■ SHORT PROBLEM
Leave the pictures out. Return all other data exactly.

■ DATA SUPPLIED
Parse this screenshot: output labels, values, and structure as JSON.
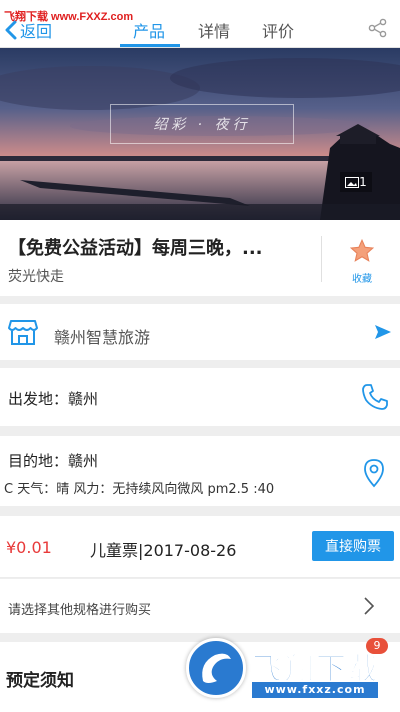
{
  "watermark": {
    "text": "飞翔下载 www.FXXZ.com"
  },
  "nav": {
    "back_label": "返回",
    "tabs": [
      {
        "label": "产品",
        "active": true
      },
      {
        "label": "详情",
        "active": false
      },
      {
        "label": "评价",
        "active": false
      }
    ],
    "share_icon": "share-icon"
  },
  "hero": {
    "caption": "绍彩 · 夜行",
    "photo_count": "1"
  },
  "product": {
    "title": "【免费公益活动】每周三晚，...",
    "subtitle": "荧光快走",
    "favorite_label": "收藏"
  },
  "shop": {
    "name": "赣州智慧旅游"
  },
  "departure": {
    "label": "出发地：",
    "value": "赣州"
  },
  "destination": {
    "label": "目的地：",
    "value": "赣州",
    "weather": "C 天气：晴 风力：无持续风向微风 pm2.5 :40"
  },
  "ticket": {
    "price": "¥0.01",
    "name": "儿童票|2017-08-26",
    "buy_label": "直接购票"
  },
  "spec": {
    "text": "请选择其他规格进行购买"
  },
  "notice": {
    "title": "预定须知"
  },
  "logo_watermark": {
    "brand": "飞翔下载",
    "url": "www.fxxz.com",
    "badge": "9"
  },
  "colors": {
    "accent": "#2196e8",
    "price": "#e83a3a",
    "background": "#eeeeee"
  }
}
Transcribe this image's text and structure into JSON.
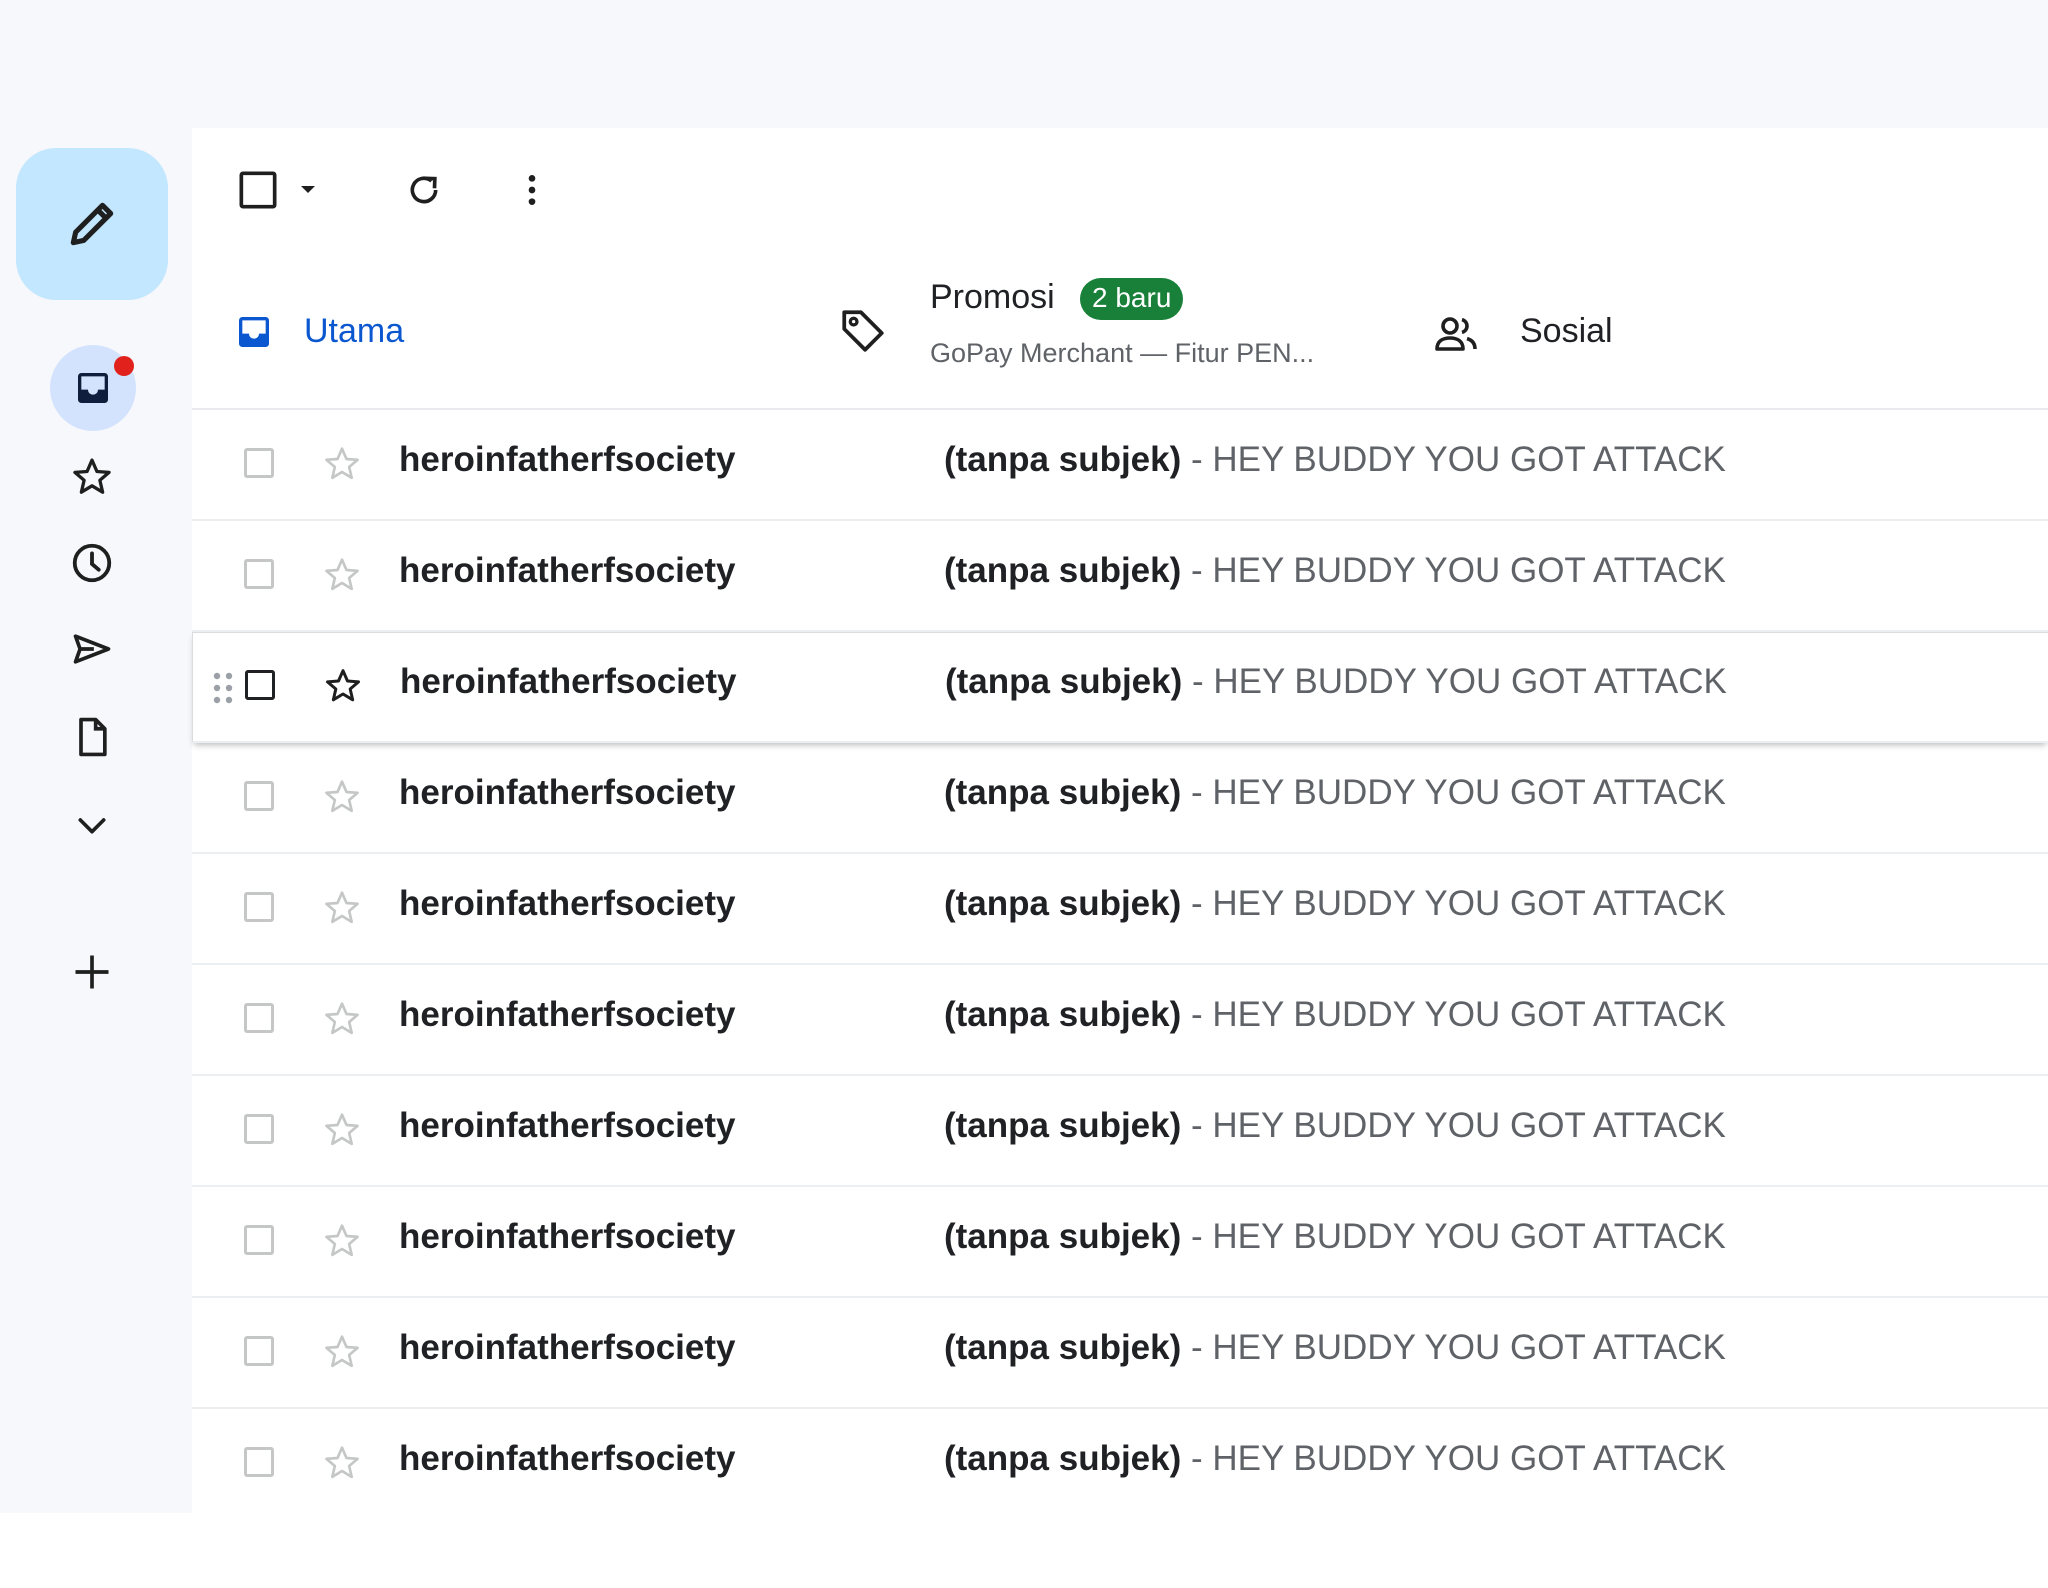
{
  "toolbar": {
    "select_all_icon": "checkbox-icon",
    "select_dropdown_icon": "caret-down-icon",
    "refresh_icon": "refresh-icon",
    "more_icon": "more-vert-icon"
  },
  "sidebar": {
    "compose_icon": "pencil-icon",
    "items": [
      {
        "icon": "inbox-icon",
        "active": true,
        "has_notification": true
      },
      {
        "icon": "star-icon"
      },
      {
        "icon": "clock-icon"
      },
      {
        "icon": "send-icon"
      },
      {
        "icon": "document-icon"
      },
      {
        "icon": "chevron-down-icon"
      },
      {
        "icon": "plus-icon"
      }
    ]
  },
  "tabs": [
    {
      "label": "Utama",
      "active": true
    },
    {
      "label": "Promosi",
      "badge": "2 baru",
      "subtitle": "GoPay Merchant — Fitur PEN..."
    },
    {
      "label": "Sosial"
    }
  ],
  "emails": [
    {
      "sender": "heroinfatherfsociety",
      "subject": "(tanpa subjek)",
      "separator": " - ",
      "snippet": "HEY BUDDY YOU GOT ATTACK"
    },
    {
      "sender": "heroinfatherfsociety",
      "subject": "(tanpa subjek)",
      "separator": " - ",
      "snippet": "HEY BUDDY YOU GOT ATTACK"
    },
    {
      "sender": "heroinfatherfsociety",
      "subject": "(tanpa subjek)",
      "separator": " - ",
      "snippet": "HEY BUDDY YOU GOT ATTACK"
    },
    {
      "sender": "heroinfatherfsociety",
      "subject": "(tanpa subjek)",
      "separator": " - ",
      "snippet": "HEY BUDDY YOU GOT ATTACK"
    },
    {
      "sender": "heroinfatherfsociety",
      "subject": "(tanpa subjek)",
      "separator": " - ",
      "snippet": "HEY BUDDY YOU GOT ATTACK"
    },
    {
      "sender": "heroinfatherfsociety",
      "subject": "(tanpa subjek)",
      "separator": " - ",
      "snippet": "HEY BUDDY YOU GOT ATTACK"
    },
    {
      "sender": "heroinfatherfsociety",
      "subject": "(tanpa subjek)",
      "separator": " - ",
      "snippet": "HEY BUDDY YOU GOT ATTACK"
    },
    {
      "sender": "heroinfatherfsociety",
      "subject": "(tanpa subjek)",
      "separator": " - ",
      "snippet": "HEY BUDDY YOU GOT ATTACK"
    },
    {
      "sender": "heroinfatherfsociety",
      "subject": "(tanpa subjek)",
      "separator": " - ",
      "snippet": "HEY BUDDY YOU GOT ATTACK"
    },
    {
      "sender": "heroinfatherfsociety",
      "subject": "(tanpa subjek)",
      "separator": " - ",
      "snippet": "HEY BUDDY YOU GOT ATTACK"
    }
  ],
  "colors": {
    "accent": "#0b57d0",
    "compose_bg": "#c2e7ff",
    "badge_bg": "#188038",
    "notification": "#e1221c"
  }
}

■ COMPLETED TASK
Parse this screenshot: output labels, values, and structure as JSON.
{
  "watermark": {
    "text": "飞翔下载 www.FXXZ.com"
  },
  "nav": {
    "back_label": "返回",
    "tabs": [
      {
        "label": "产品",
        "active": true
      },
      {
        "label": "详情",
        "active": false
      },
      {
        "label": "评价",
        "active": false
      }
    ],
    "share_icon": "share-icon"
  },
  "hero": {
    "caption": "绍彩 · 夜行",
    "photo_count": "1"
  },
  "product": {
    "title": "【免费公益活动】每周三晚，...",
    "subtitle": "荧光快走",
    "favorite_label": "收藏"
  },
  "shop": {
    "name": "赣州智慧旅游"
  },
  "departure": {
    "label": "出发地：",
    "value": "赣州"
  },
  "destination": {
    "label": "目的地：",
    "value": "赣州",
    "weather": "C 天气：晴 风力：无持续风向微风 pm2.5 :40"
  },
  "ticket": {
    "price": "¥0.01",
    "name": "儿童票|2017-08-26",
    "buy_label": "直接购票"
  },
  "spec": {
    "text": "请选择其他规格进行购买"
  },
  "notice": {
    "title": "预定须知"
  },
  "logo_watermark": {
    "brand": "飞翔下载",
    "url": "www.fxxz.com",
    "badge": "9"
  },
  "colors": {
    "accent": "#2196e8",
    "price": "#e83a3a",
    "background": "#eeeeee"
  }
}
Transcribe this image's text and structure into JSON.
{
  "toolbar": {
    "select_all_icon": "checkbox-icon",
    "select_dropdown_icon": "caret-down-icon",
    "refresh_icon": "refresh-icon",
    "more_icon": "more-vert-icon"
  },
  "sidebar": {
    "compose_icon": "pencil-icon",
    "items": [
      {
        "icon": "inbox-icon",
        "active": true,
        "has_notification": true
      },
      {
        "icon": "star-icon"
      },
      {
        "icon": "clock-icon"
      },
      {
        "icon": "send-icon"
      },
      {
        "icon": "document-icon"
      },
      {
        "icon": "chevron-down-icon"
      },
      {
        "icon": "plus-icon"
      }
    ]
  },
  "tabs": [
    {
      "label": "Utama",
      "active": true
    },
    {
      "label": "Promosi",
      "badge": "2 baru",
      "subtitle": "GoPay Merchant — Fitur PEN..."
    },
    {
      "label": "Sosial"
    }
  ],
  "emails": [
    {
      "sender": "heroinfatherfsociety",
      "subject": "(tanpa subjek)",
      "separator": " - ",
      "snippet": "HEY BUDDY YOU GOT ATTACK"
    },
    {
      "sender": "heroinfatherfsociety",
      "subject": "(tanpa subjek)",
      "separator": " - ",
      "snippet": "HEY BUDDY YOU GOT ATTACK"
    },
    {
      "sender": "heroinfatherfsociety",
      "subject": "(tanpa subjek)",
      "separator": " - ",
      "snippet": "HEY BUDDY YOU GOT ATTACK"
    },
    {
      "sender": "heroinfatherfsociety",
      "subject": "(tanpa subjek)",
      "separator": " - ",
      "snippet": "HEY BUDDY YOU GOT ATTACK"
    },
    {
      "sender": "heroinfatherfsociety",
      "subject": "(tanpa subjek)",
      "separator": " - ",
      "snippet": "HEY BUDDY YOU GOT ATTACK"
    },
    {
      "sender": "heroinfatherfsociety",
      "subject": "(tanpa subjek)",
      "separator": " - ",
      "snippet": "HEY BUDDY YOU GOT ATTACK"
    },
    {
      "sender": "heroinfatherfsociety",
      "subject": "(tanpa subjek)",
      "separator": " - ",
      "snippet": "HEY BUDDY YOU GOT ATTACK"
    },
    {
      "sender": "heroinfatherfsociety",
      "subject": "(tanpa subjek)",
      "separator": " - ",
      "snippet": "HEY BUDDY YOU GOT ATTACK"
    },
    {
      "sender": "heroinfatherfsociety",
      "subject": "(tanpa subjek)",
      "separator": " - ",
      "snippet": "HEY BUDDY YOU GOT ATTACK"
    },
    {
      "sender": "heroinfatherfsociety",
      "subject": "(tanpa subjek)",
      "separator": " - ",
      "snippet": "HEY BUDDY YOU GOT ATTACK"
    }
  ],
  "colors": {
    "accent": "#0b57d0",
    "compose_bg": "#c2e7ff",
    "badge_bg": "#188038",
    "notification": "#e1221c"
  }
}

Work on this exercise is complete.